** Task details **
Collect all the lines that mention the word "high".

** begin Recorded information **

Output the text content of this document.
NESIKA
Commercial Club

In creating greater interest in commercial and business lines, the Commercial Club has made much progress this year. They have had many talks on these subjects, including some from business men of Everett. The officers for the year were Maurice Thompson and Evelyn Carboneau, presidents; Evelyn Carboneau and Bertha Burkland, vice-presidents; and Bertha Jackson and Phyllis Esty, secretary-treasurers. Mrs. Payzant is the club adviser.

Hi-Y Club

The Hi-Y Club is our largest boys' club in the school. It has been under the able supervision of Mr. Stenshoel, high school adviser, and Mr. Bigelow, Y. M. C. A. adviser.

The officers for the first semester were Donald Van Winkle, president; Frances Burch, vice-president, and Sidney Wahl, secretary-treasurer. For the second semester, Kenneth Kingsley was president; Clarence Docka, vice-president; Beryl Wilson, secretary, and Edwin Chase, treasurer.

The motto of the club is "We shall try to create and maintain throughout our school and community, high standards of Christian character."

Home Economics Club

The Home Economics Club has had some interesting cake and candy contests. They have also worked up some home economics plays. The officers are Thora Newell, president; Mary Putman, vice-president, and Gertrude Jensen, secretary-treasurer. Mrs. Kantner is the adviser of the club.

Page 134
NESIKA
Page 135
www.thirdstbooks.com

** end Recorded information **

** Final result **
The Hi-Y Club is our largest boys' club in the school. It has been under the able supervision of Mr. Stenshoel, high school adviser, and Mr. Bigelow, Y. M. C. A. adviser.
The motto of the club is "We shall try to create and maintain throughout our school and community, high standards of Christian character."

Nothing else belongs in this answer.